+++ EXTRACT

LL: In New Orleans, we have a definite shotgun architecture aesthetic and a lot of the green building is very angled and modern. Is there a way to combine those two different architectural styles? A way to take the history of building practices here and weave them into green building?

PW: At the basis of green building is incorporating passive design features that are no or low-tech such as siting and shaping the house for natural ventilation or other solutions that bring good practice into the design to begin with. If you don’t take the approach that you are working with the elements of the site as opposed to against them, and instead rely on multiple layers of mechanical and other types of technologies, then you are not taking control over your environment.

For example, you can avoid heat gain by not creating too much exposure through shading strategies including trees, shutters, overhangs, etc. Katrina has given homeowners in this area an opportunity to look at the bones of their houses in order to understand how they work. In past generations the way people lived in our houses was seasonal, and they know how to use the high windows, porches, breezes for their comfort. This art of living has been lost to us.

Our historic building stock is the greenest resource that we have because the energy that it takes to extract, transport and produce building material is already embedded in the house. Reworking an existing building, or reusing materials that are already on site is your greenest option. When you look at historic houses they incorporate excellent passive strategies that are all the rage in green building. Rainwater capture systems, high ceilings and transoms for natural ventilation, overhangs. The challenge for homeowners with historic houses, and I am one of them, is to understand and build on these features.

The shotgun design was focused around allowing breezes to pass through the building in order to create a greater level of comfort for the inhabitants. You can take the same approach with a modern building. Incorporating green building features is usually the same as taking a common sense approach. It comes down to personal choice to whether it looks more or less invasive or modern.

++++++
+++ RECORDS

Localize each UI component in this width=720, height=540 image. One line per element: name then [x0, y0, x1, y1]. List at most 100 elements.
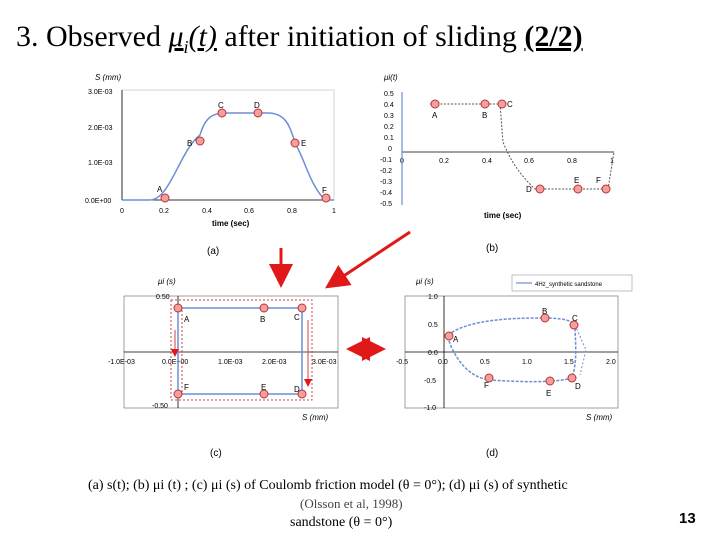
panel-b-curve — [430, 103, 615, 190]
panel-b-ytick: 0.2 — [384, 124, 394, 131]
panel-d-point — [569, 320, 579, 330]
panel-c-xtick: 2.0E-03 — [262, 359, 287, 366]
panel-d-point-label: B — [542, 307, 547, 316]
panel-a-point-label: B — [187, 139, 192, 148]
page-number: 13 — [679, 510, 696, 527]
panel-c-xtick: 1.0E-03 — [218, 359, 243, 366]
panel-d-xtick: 0.5 — [480, 359, 490, 366]
panel-d-point-label: A — [453, 335, 459, 344]
panel-a: S (mm) 3.0E-03 2.0E-03 1.0E-03 0.0E+00 0… — [85, 73, 336, 257]
panel-a-point — [253, 108, 263, 118]
panel-a-point-label: D — [254, 101, 260, 110]
panel-b-ytick: -0.2 — [380, 168, 392, 175]
panel-b: μi(t) 0.5 0.4 0.3 0.2 0.1 0 -0.1 -0.2 -0… — [380, 73, 615, 254]
panel-c-ytick: 0.50 — [156, 294, 170, 301]
panel-d-point — [545, 376, 555, 386]
panel-a-point — [160, 193, 170, 203]
title-middle: after initiation of sliding — [216, 20, 525, 53]
arrow-diagonal — [324, 230, 411, 289]
panel-a-ytick: 2.0E-03 — [88, 125, 113, 132]
panel-d-xtick: 2.0 — [606, 359, 616, 366]
panel-c-xtick: 3.0E-03 — [312, 359, 337, 366]
panel-b-ytick: 0 — [388, 146, 392, 153]
panel-b-xlabel: time (sec) — [484, 211, 522, 220]
panel-c-point — [297, 303, 307, 313]
panel-a-ylabel: S (mm) — [95, 73, 122, 82]
panel-a-xtick: 0 — [120, 208, 124, 215]
panel-c-ylabel: μi (s) — [157, 277, 176, 286]
panel-d-ylabel: μi (s) — [415, 277, 434, 286]
figure-caption: (a) s(t); (b) μi (t) ; (c) μi (s) of Cou… — [88, 478, 568, 493]
panel-b-ytick: 0.1 — [384, 135, 394, 142]
panel-c-point-label: E — [261, 383, 266, 392]
panel-c-point — [259, 303, 269, 313]
panel-d-point-label: C — [572, 314, 578, 323]
panel-d-point — [444, 331, 454, 341]
panel-a-ytick: 3.0E-03 — [88, 89, 113, 96]
panel-a-point-label: F — [322, 186, 327, 195]
panel-a-point-label: C — [218, 101, 224, 110]
panel-b-xtick: 0.8 — [567, 158, 577, 165]
panel-c-point-label: D — [294, 385, 300, 394]
panel-a-point-label: E — [301, 139, 306, 148]
panel-b-xtick: 0.6 — [524, 158, 534, 165]
panel-b-point — [430, 99, 440, 109]
panel-b-point-label: C — [507, 100, 513, 109]
slide-title: 3. Observed μi(t) after initiation of sl… — [16, 20, 583, 58]
panel-b-ytick: 0.3 — [384, 113, 394, 120]
title-symbol: μi(t) — [168, 20, 217, 57]
title-part: (2/2) — [524, 20, 583, 53]
panel-c-point-label: A — [184, 315, 190, 324]
panel-b-ytick: -0.1 — [380, 157, 392, 164]
panel-d: μi (s) 4Hz_synthetic sandstone 1.0 0.5 0… — [396, 274, 633, 459]
panel-b-point-label: B — [482, 111, 487, 120]
panel-c-label: (c) — [210, 448, 222, 459]
panel-d-point-label: D — [575, 382, 581, 391]
panel-d-ytick: 0.0 — [428, 350, 438, 357]
panel-b-point — [480, 99, 490, 109]
panel-b-ylabel: μi(t) — [383, 73, 398, 82]
panel-c-xlabel: S (mm) — [302, 413, 329, 422]
panel-d-ytick: 1.0 — [428, 294, 438, 301]
panel-d-ytick: 0.5 — [428, 322, 438, 329]
panel-d-ytick: -1.0 — [424, 405, 436, 412]
panel-a-point — [290, 138, 300, 148]
panel-d-xtick: -0.5 — [396, 359, 408, 366]
panel-b-ytick: 0.5 — [384, 91, 394, 98]
annotation-arrows — [269, 230, 411, 361]
panel-a-ytick: 1.0E-03 — [88, 160, 113, 167]
panel-d-xlabel: S (mm) — [586, 413, 613, 422]
panel-b-point — [601, 184, 611, 194]
title-prefix: 3. Observed — [16, 20, 169, 53]
panel-b-point — [535, 184, 545, 194]
panel-c-xtick: -1.0E-03 — [108, 359, 135, 366]
panel-c-point — [173, 389, 183, 399]
panel-c-point — [173, 303, 183, 313]
panel-a-label: (a) — [207, 246, 219, 257]
panel-b-xtick: 0.4 — [482, 158, 492, 165]
panel-b-point — [573, 184, 583, 194]
panel-b-point — [497, 99, 507, 109]
panel-c-point-label: F — [184, 383, 189, 392]
panel-d-point-label: E — [546, 389, 551, 398]
panel-d-label: (d) — [486, 448, 498, 459]
panel-b-ytick: -0.5 — [380, 201, 392, 208]
panel-b-xtick: 0.2 — [439, 158, 449, 165]
panel-a-point-label: A — [157, 185, 163, 194]
panel-d-point — [540, 313, 550, 323]
panel-a-curve — [122, 112, 334, 201]
panel-a-point — [217, 108, 227, 118]
panel-a-point — [321, 193, 331, 203]
panel-b-point-label: E — [574, 176, 579, 185]
citation: (Olsson et al, 1998) — [300, 496, 403, 511]
panel-b-point-label: D — [526, 185, 532, 194]
panel-d-curve — [447, 317, 577, 383]
panel-a-point — [195, 136, 205, 146]
panel-d-xtick: 0.0 — [438, 359, 448, 366]
panel-b-ytick: -0.3 — [380, 179, 392, 186]
panel-a-ytick: 0.0E+00 — [85, 198, 111, 205]
panel-c: μi (s) 0.50 -0.50 -1.0E-03 0.0E+00 1.0E-… — [108, 277, 339, 459]
panel-c-ytick: -0.50 — [152, 403, 168, 410]
panel-d-legend: 4Hz_synthetic sandstone — [535, 282, 603, 288]
panel-b-point-label: A — [432, 111, 438, 120]
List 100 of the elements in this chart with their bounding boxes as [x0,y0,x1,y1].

++++++

[STATED GOAL A] According to the interview on green building in New Orleans, what is the greenest option when building?
[STATED GOAL B] Carry the interview on green building in New Orleans forward from the point where it stops.
The listing is separate material and has no connection to the interview on green building in New Orleans.

[WRITTEN REPLY A] Reworking an existing building or reusing materials that are already on site.

[WRITTEN REPLY B]
LL: Are there three things that a homeowner can do to make their home more energy efficient?

PW: The number one thing is to do a survey of your house and find out where you’re losing your conditioned air. So, if it’s cracks, if it’s windows that aren’t seated correctly, if it’s holes that were drilled for plumbing or other features that aren’t being used or haven’t been patched up, if you are running a leaky duct work system through an unconditioned attic space- all these things are major contributors to unnecessary energy usage in our houses. And they increase the cost of living. The purpose of green building practice is to implement common sense practice in a way that makes the houses are more affordable to run.

The second thing is stopping the heat from coming in the house in the first place. You can do that with a radiant barrier in your attic or in your walls. Or doing what they called a conditioned attic by closing your attic and insulating just below the roof line, so that your duct work and everything is within a cooler space. You can significantly impact heat gain through overhangs, shutters and trees that are shading the outside of your building so you are not getting direct heat.

The third one is a trade off between upgrading your mechanical equipment [but there’s no point in doing that unless you are going to do the first two.] and thinking about the materials you are choosing to put in your house. Aesthetics are important, but anything that has to be replaced frequently or is contributing to asthma or other respiratory or health issues in the family needs to be rethought.

LL: What has been the local government’s response to your work and green building in general?

PW: The benefit of the extensive planning process that the city has undergone since the storm has been that there has been time through public education and self education for the home owners, the citizens of the city, to come through with a strong voice that they want to see sustainable rebuilding practice in the city because they believe it really affects the viability of the community and the health of their families. And it addresses all of those health, safety and durability issues that really without those, people don’t have that much of an incentive to rebuild.

From the city, there has been a top-down response to this growing demand and through that we now have the city council considering comprehensive green energy policy for the city. We have the mayor announcing the greening of New Orleans/ greenola program. And we have Home Builders Association and other trade groups who are specifically going through an education process and incentive process with their tradesman that will increase the use of best practice. So, the market has been established. Now, it’s a question of getting the resources and incentives in place, including more public education and really concrete examples of projects that people can relate to and learn from while they are making decisions about what they want to do with their own property.

LL: Your answer leads right into my question about the green corridor and the eco design industrial park. What is that and how are you involved?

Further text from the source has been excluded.